▶ **EXERCISE MATERIAL**:
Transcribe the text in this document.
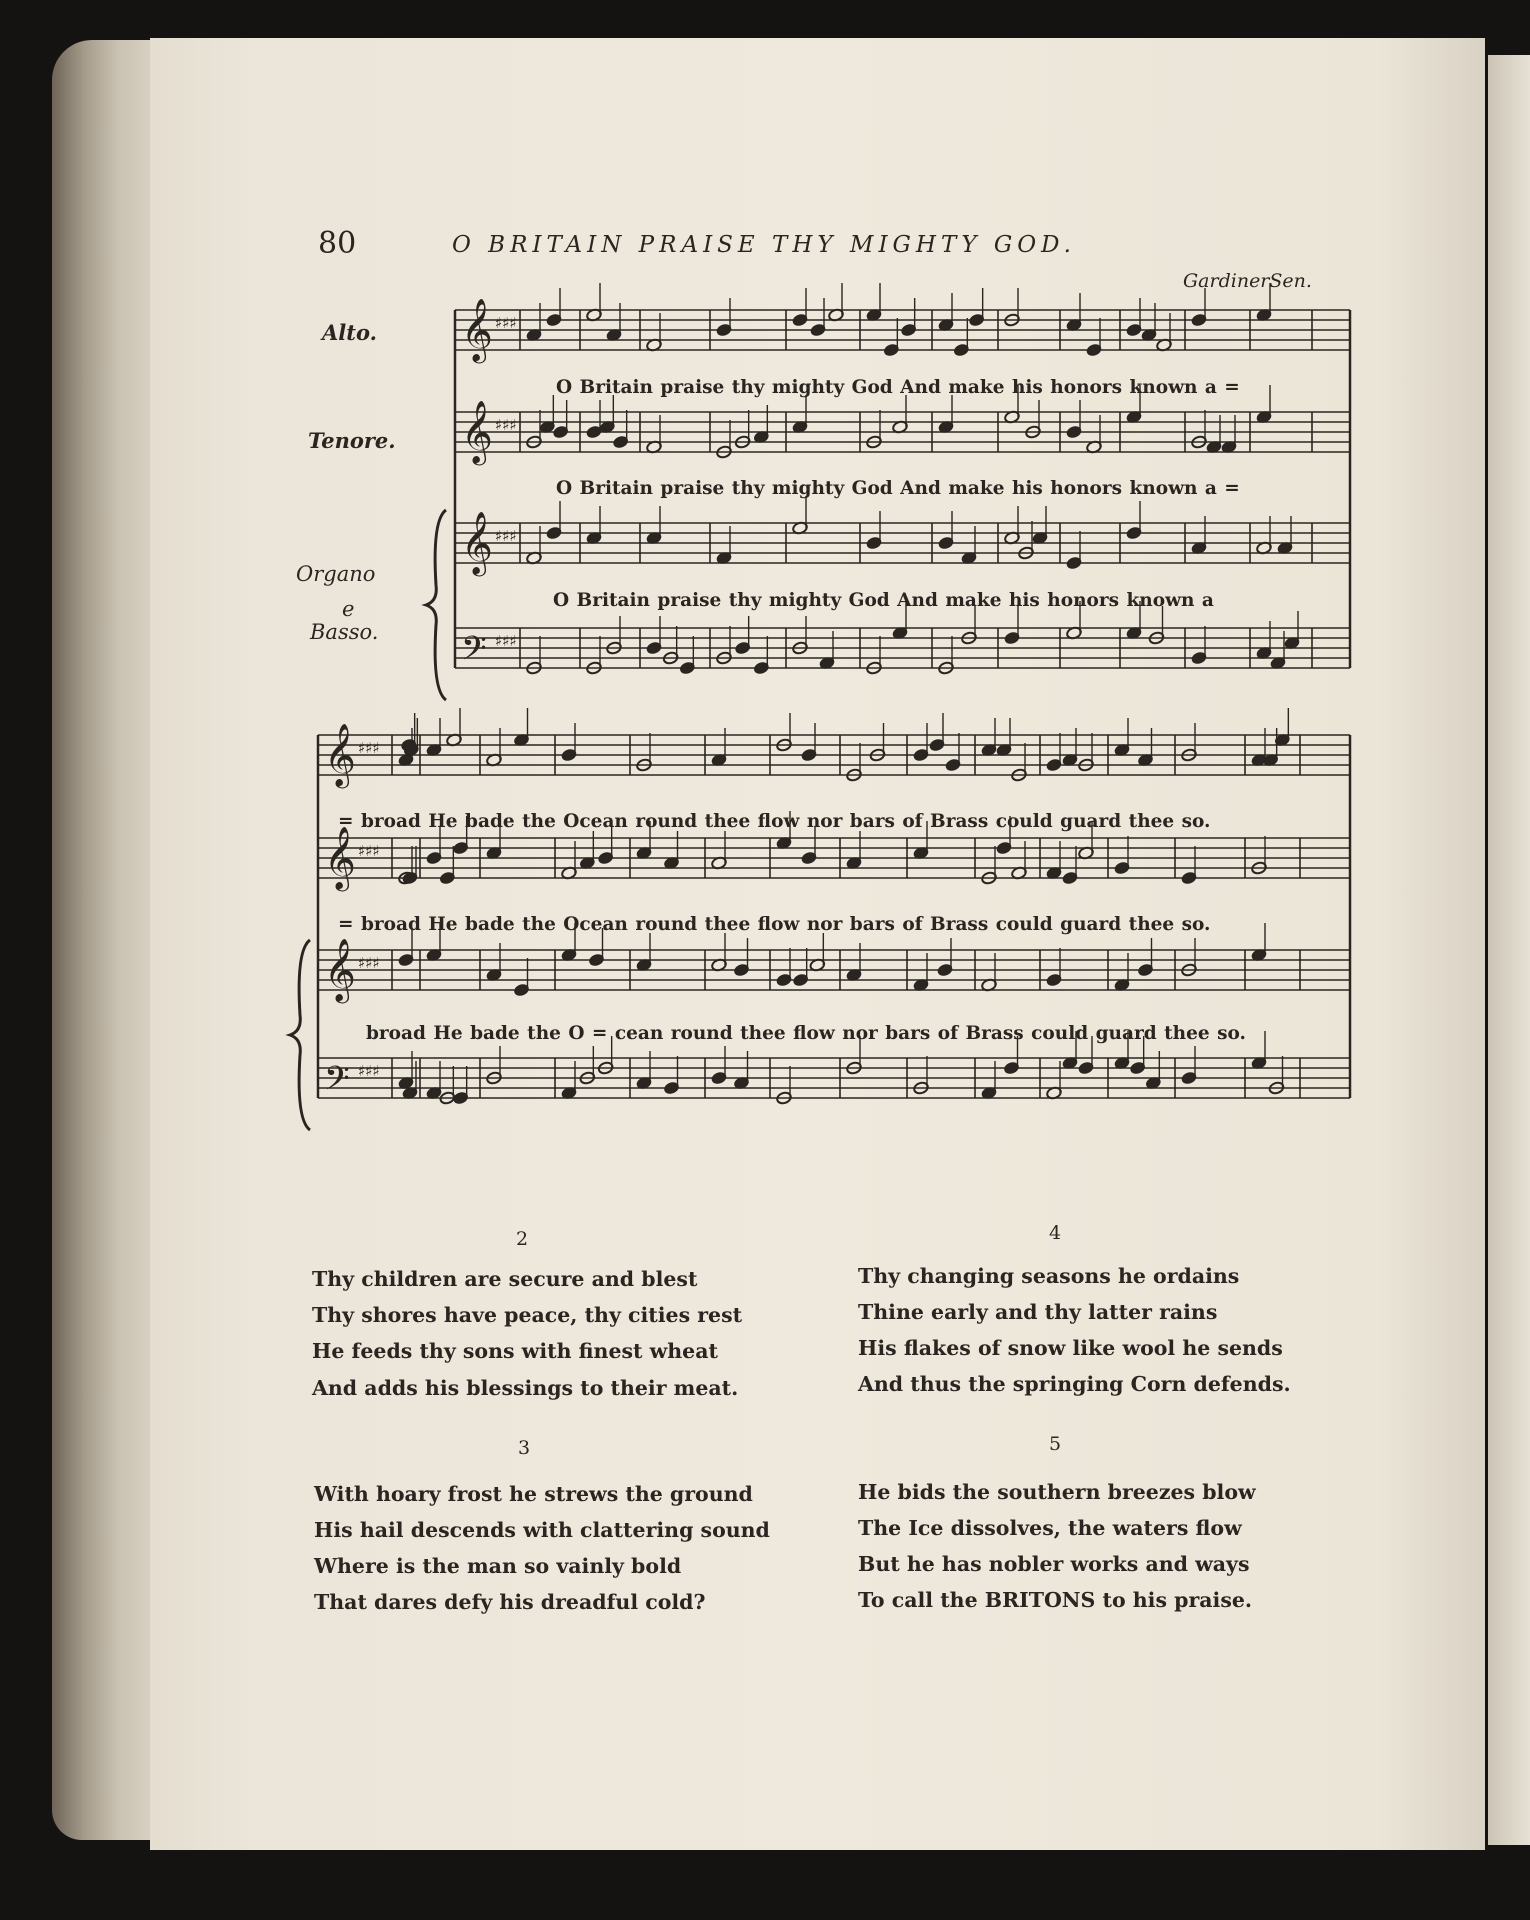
80	O BRITAIN PRAISE THY MIGHTY GOD.
GardinerSen.
Alto.
Tenore.
Organo
e
Basso.
𝄞 ♯♯♯
𝄞 ♯♯♯
𝄞 ♯♯♯
𝄢 ♯♯♯
𝄞 ♯♯♯
𝄞 ♯♯♯
𝄞 ♯♯♯
𝄢 ♯♯♯
O Britain praise thy mighty God And make his honors known a =
O Britain praise thy mighty God And make his honors known a =
O Britain praise thy mighty God And make his honors known a
= broad He bade the Ocean round thee flow nor bars of Brass could guard thee so.
= broad He bade the Ocean round thee flow nor bars of Brass could guard thee so.
broad He bade the O = cean round thee flow nor bars of Brass could guard thee so.
2
Thy children are secure and blest
Thy shores have peace, thy cities rest
He feeds thy sons with finest wheat
And adds his blessings to their meat.
3
With hoary frost he strews the ground
His hail descends with clattering sound
Where is the man so vainly bold
That dares defy his dreadful cold?
4
Thy changing seasons he ordains
Thine early and thy latter rains
His flakes of snow like wool he sends
And thus the springing Corn defends.
5
He bids the southern breezes blow
The Ice dissolves, the waters flow
But he has nobler works and ways
To call the BRITONS to his praise.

▶ **GIVEN INSTRUCTION**: Copy out all the entries exactly. Images stay out of the copy.

▶ **WRITTEN SOLUTION**:
Transcribe the text in this document.
80	O BRITAIN PRAISE THY MIGHTY GOD.
GardinerSen.
Alto.
Tenore.
Organo
e
Basso.
𝄞 ♯♯♯
𝄞 ♯♯♯
𝄞 ♯♯♯
𝄢 ♯♯♯
𝄞 ♯♯♯
𝄞 ♯♯♯
𝄞 ♯♯♯
𝄢 ♯♯♯
O Britain praise thy mighty God And make his honors known a =
O Britain praise thy mighty God And make his honors known a =
O Britain praise thy mighty God And make his honors known a
= broad He bade the Ocean round thee flow nor bars of Brass could guard thee so.
= broad He bade the Ocean round thee flow nor bars of Brass could guard thee so.
broad He bade the O = cean round thee flow nor bars of Brass could guard thee so.
2
Thy children are secure and blest
Thy shores have peace, thy cities rest
He feeds thy sons with finest wheat
And adds his blessings to their meat.
3
With hoary frost he strews the ground
His hail descends with clattering sound
Where is the man so vainly bold
That dares defy his dreadful cold?
4
Thy changing seasons he ordains
Thine early and thy latter rains
His flakes of snow like wool he sends
And thus the springing Corn defends.
5
He bids the southern breezes blow
The Ice dissolves, the waters flow
But he has nobler works and ways
To call the BRITONS to his praise.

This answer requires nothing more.